Available data -
■ ■ ■ ■ ■ ■ ■

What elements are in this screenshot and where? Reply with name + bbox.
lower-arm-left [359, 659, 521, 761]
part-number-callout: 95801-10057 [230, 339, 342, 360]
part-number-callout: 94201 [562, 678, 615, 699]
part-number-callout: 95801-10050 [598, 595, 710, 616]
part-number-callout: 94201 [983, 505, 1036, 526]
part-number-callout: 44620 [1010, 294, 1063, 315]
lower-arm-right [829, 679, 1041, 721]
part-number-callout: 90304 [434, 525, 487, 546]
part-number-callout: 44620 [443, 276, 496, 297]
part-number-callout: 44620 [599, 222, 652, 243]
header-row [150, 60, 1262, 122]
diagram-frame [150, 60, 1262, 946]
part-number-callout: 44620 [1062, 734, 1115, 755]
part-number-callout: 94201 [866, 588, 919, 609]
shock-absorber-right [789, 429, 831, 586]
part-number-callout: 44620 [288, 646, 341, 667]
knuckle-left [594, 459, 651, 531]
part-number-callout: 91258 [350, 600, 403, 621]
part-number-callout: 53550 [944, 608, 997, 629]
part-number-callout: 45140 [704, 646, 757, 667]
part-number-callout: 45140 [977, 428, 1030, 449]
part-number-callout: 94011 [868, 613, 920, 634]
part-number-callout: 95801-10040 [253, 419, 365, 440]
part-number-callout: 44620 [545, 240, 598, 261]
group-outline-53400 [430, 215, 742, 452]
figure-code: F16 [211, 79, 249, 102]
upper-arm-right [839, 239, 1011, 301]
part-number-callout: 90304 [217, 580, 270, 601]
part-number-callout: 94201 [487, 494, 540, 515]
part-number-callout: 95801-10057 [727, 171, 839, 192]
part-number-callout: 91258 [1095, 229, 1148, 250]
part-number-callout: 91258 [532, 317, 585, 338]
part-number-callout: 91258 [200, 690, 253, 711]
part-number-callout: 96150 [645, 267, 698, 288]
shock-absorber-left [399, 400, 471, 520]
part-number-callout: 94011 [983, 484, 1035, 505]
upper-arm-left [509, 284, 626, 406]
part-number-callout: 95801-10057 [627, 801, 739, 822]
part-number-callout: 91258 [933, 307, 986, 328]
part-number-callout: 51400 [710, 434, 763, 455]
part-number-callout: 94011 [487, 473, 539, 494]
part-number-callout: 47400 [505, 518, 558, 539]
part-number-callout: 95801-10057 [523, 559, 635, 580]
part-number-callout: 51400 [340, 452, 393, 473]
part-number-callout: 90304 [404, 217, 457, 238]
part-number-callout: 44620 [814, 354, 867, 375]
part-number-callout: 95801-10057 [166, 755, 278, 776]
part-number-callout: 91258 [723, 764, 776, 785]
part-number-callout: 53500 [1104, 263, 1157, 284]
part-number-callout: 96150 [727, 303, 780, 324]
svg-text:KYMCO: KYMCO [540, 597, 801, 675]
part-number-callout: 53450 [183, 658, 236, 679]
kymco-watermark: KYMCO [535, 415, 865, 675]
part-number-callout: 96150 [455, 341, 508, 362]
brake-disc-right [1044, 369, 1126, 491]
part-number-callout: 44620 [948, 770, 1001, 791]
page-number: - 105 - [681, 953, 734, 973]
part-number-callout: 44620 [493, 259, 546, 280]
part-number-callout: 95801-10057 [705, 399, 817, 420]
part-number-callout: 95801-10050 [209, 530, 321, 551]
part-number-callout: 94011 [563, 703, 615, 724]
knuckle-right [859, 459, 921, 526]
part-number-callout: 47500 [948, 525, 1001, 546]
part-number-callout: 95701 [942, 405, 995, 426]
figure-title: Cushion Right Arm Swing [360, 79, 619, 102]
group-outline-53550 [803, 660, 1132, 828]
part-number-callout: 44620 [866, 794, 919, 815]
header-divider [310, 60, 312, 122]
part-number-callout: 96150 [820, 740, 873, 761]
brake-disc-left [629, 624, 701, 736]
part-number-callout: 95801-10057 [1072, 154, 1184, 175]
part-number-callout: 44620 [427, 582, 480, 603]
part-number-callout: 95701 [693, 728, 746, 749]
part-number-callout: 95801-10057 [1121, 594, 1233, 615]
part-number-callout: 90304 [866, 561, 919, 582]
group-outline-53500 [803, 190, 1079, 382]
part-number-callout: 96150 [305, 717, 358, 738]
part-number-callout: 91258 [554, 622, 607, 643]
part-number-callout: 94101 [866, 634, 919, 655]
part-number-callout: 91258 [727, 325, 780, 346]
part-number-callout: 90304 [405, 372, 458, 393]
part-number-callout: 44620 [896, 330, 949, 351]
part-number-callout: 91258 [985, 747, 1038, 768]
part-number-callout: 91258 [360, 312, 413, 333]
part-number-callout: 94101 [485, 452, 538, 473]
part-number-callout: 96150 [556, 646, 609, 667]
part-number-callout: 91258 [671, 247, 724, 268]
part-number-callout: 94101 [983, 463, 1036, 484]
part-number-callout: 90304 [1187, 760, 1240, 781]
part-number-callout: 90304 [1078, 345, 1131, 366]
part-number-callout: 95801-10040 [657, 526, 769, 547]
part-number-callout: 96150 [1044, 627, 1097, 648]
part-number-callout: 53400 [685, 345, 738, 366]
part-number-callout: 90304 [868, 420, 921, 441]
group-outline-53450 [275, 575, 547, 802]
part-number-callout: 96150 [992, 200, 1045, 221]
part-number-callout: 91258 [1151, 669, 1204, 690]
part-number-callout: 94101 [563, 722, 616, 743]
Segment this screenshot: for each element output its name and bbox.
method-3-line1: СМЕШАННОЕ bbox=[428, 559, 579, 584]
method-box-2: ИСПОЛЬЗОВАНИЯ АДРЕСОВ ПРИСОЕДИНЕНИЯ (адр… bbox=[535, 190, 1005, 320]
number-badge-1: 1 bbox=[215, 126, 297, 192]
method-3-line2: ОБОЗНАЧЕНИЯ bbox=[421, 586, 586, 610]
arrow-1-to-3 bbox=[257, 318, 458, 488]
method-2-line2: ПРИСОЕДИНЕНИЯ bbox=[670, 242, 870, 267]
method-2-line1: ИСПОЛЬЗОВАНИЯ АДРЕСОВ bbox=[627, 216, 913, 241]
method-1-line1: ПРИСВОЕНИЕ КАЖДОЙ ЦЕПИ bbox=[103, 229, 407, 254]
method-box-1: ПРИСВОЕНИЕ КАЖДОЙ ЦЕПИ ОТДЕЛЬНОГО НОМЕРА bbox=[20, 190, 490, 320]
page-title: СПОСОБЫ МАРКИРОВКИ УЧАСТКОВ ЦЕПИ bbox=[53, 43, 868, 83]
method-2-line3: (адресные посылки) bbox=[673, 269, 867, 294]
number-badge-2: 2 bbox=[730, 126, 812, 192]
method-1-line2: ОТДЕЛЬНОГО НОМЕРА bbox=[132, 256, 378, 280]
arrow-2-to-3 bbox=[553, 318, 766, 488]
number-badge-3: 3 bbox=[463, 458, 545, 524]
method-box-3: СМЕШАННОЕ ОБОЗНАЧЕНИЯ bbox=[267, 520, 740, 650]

■ ■ ■ ■ ■ ■ ■

Reproduce all of the data above line for line, with no changes.

Final answer -
What elements are in this screenshot and where? Reply with name + bbox.
lower-arm-left [359, 659, 521, 761]
part-number-callout: 95801-10057 [230, 339, 342, 360]
part-number-callout: 94201 [562, 678, 615, 699]
part-number-callout: 95801-10050 [598, 595, 710, 616]
part-number-callout: 94201 [983, 505, 1036, 526]
part-number-callout: 44620 [1010, 294, 1063, 315]
lower-arm-right [829, 679, 1041, 721]
part-number-callout: 90304 [434, 525, 487, 546]
part-number-callout: 44620 [443, 276, 496, 297]
part-number-callout: 44620 [599, 222, 652, 243]
header-row [150, 60, 1262, 122]
diagram-frame [150, 60, 1262, 946]
part-number-callout: 44620 [1062, 734, 1115, 755]
part-number-callout: 94201 [866, 588, 919, 609]
shock-absorber-right [789, 429, 831, 586]
part-number-callout: 44620 [288, 646, 341, 667]
knuckle-left [594, 459, 651, 531]
part-number-callout: 91258 [350, 600, 403, 621]
part-number-callout: 53550 [944, 608, 997, 629]
part-number-callout: 45140 [704, 646, 757, 667]
part-number-callout: 45140 [977, 428, 1030, 449]
part-number-callout: 94011 [868, 613, 920, 634]
part-number-callout: 95801-10040 [253, 419, 365, 440]
part-number-callout: 44620 [545, 240, 598, 261]
group-outline-53400 [430, 215, 742, 452]
figure-code: F16 [211, 79, 249, 102]
upper-arm-right [839, 239, 1011, 301]
part-number-callout: 90304 [217, 580, 270, 601]
part-number-callout: 94201 [487, 494, 540, 515]
part-number-callout: 95801-10057 [727, 171, 839, 192]
part-number-callout: 91258 [1095, 229, 1148, 250]
part-number-callout: 91258 [532, 317, 585, 338]
part-number-callout: 91258 [200, 690, 253, 711]
part-number-callout: 96150 [645, 267, 698, 288]
shock-absorber-left [399, 400, 471, 520]
part-number-callout: 94011 [983, 484, 1035, 505]
upper-arm-left [509, 284, 626, 406]
part-number-callout: 95801-10057 [627, 801, 739, 822]
part-number-callout: 91258 [933, 307, 986, 328]
part-number-callout: 51400 [710, 434, 763, 455]
part-number-callout: 94011 [487, 473, 539, 494]
part-number-callout: 47400 [505, 518, 558, 539]
part-number-callout: 95801-10057 [523, 559, 635, 580]
part-number-callout: 51400 [340, 452, 393, 473]
part-number-callout: 90304 [404, 217, 457, 238]
part-number-callout: 44620 [814, 354, 867, 375]
part-number-callout: 95801-10057 [166, 755, 278, 776]
part-number-callout: 91258 [723, 764, 776, 785]
part-number-callout: 53500 [1104, 263, 1157, 284]
part-number-callout: 96150 [727, 303, 780, 324]
svg-text:KYMCO: KYMCO [540, 597, 801, 675]
part-number-callout: 53450 [183, 658, 236, 679]
kymco-watermark: KYMCO [535, 415, 865, 675]
part-number-callout: 96150 [455, 341, 508, 362]
brake-disc-right [1044, 369, 1126, 491]
part-number-callout: 44620 [948, 770, 1001, 791]
page-number: - 105 - [681, 953, 734, 973]
part-number-callout: 44620 [493, 259, 546, 280]
part-number-callout: 95801-10057 [705, 399, 817, 420]
part-number-callout: 95801-10050 [209, 530, 321, 551]
part-number-callout: 94011 [563, 703, 615, 724]
knuckle-right [859, 459, 921, 526]
part-number-callout: 47500 [948, 525, 1001, 546]
part-number-callout: 95701 [942, 405, 995, 426]
figure-title: Cushion Right Arm Swing [360, 79, 619, 102]
group-outline-53550 [803, 660, 1132, 828]
part-number-callout: 44620 [866, 794, 919, 815]
header-divider [310, 60, 312, 122]
part-number-callout: 96150 [820, 740, 873, 761]
brake-disc-left [629, 624, 701, 736]
part-number-callout: 95801-10057 [1072, 154, 1184, 175]
part-number-callout: 44620 [427, 582, 480, 603]
part-number-callout: 95701 [693, 728, 746, 749]
part-number-callout: 95801-10057 [1121, 594, 1233, 615]
part-number-callout: 90304 [866, 561, 919, 582]
group-outline-53500 [803, 190, 1079, 382]
part-number-callout: 96150 [305, 717, 358, 738]
part-number-callout: 91258 [554, 622, 607, 643]
part-number-callout: 94101 [866, 634, 919, 655]
part-number-callout: 91258 [727, 325, 780, 346]
part-number-callout: 90304 [405, 372, 458, 393]
part-number-callout: 44620 [896, 330, 949, 351]
part-number-callout: 91258 [985, 747, 1038, 768]
part-number-callout: 91258 [360, 312, 413, 333]
part-number-callout: 94101 [485, 452, 538, 473]
part-number-callout: 96150 [556, 646, 609, 667]
part-number-callout: 91258 [671, 247, 724, 268]
part-number-callout: 94101 [983, 463, 1036, 484]
part-number-callout: 90304 [1187, 760, 1240, 781]
part-number-callout: 90304 [1078, 345, 1131, 366]
part-number-callout: 95801-10040 [657, 526, 769, 547]
part-number-callout: 96150 [1044, 627, 1097, 648]
part-number-callout: 53400 [685, 345, 738, 366]
part-number-callout: 90304 [868, 420, 921, 441]
group-outline-53450 [275, 575, 547, 802]
part-number-callout: 96150 [992, 200, 1045, 221]
part-number-callout: 91258 [1151, 669, 1204, 690]
part-number-callout: 94101 [563, 722, 616, 743]
Segment this screenshot: for each element output its name and bbox.
method-3-line1: СМЕШАННОЕ bbox=[428, 559, 579, 584]
method-box-2: ИСПОЛЬЗОВАНИЯ АДРЕСОВ ПРИСОЕДИНЕНИЯ (адр… bbox=[535, 190, 1005, 320]
number-badge-1: 1 bbox=[215, 126, 297, 192]
method-3-line2: ОБОЗНАЧЕНИЯ bbox=[421, 586, 586, 610]
arrow-1-to-3 bbox=[257, 318, 458, 488]
method-2-line2: ПРИСОЕДИНЕНИЯ bbox=[670, 242, 870, 267]
method-2-line1: ИСПОЛЬЗОВАНИЯ АДРЕСОВ bbox=[627, 216, 913, 241]
method-1-line1: ПРИСВОЕНИЕ КАЖДОЙ ЦЕПИ bbox=[103, 229, 407, 254]
method-box-1: ПРИСВОЕНИЕ КАЖДОЙ ЦЕПИ ОТДЕЛЬНОГО НОМЕРА bbox=[20, 190, 490, 320]
page-title: СПОСОБЫ МАРКИРОВКИ УЧАСТКОВ ЦЕПИ bbox=[53, 43, 868, 83]
method-2-line3: (адресные посылки) bbox=[673, 269, 867, 294]
number-badge-2: 2 bbox=[730, 126, 812, 192]
method-1-line2: ОТДЕЛЬНОГО НОМЕРА bbox=[132, 256, 378, 280]
arrow-2-to-3 bbox=[553, 318, 766, 488]
number-badge-3: 3 bbox=[463, 458, 545, 524]
method-box-3: СМЕШАННОЕ ОБОЗНАЧЕНИЯ bbox=[267, 520, 740, 650]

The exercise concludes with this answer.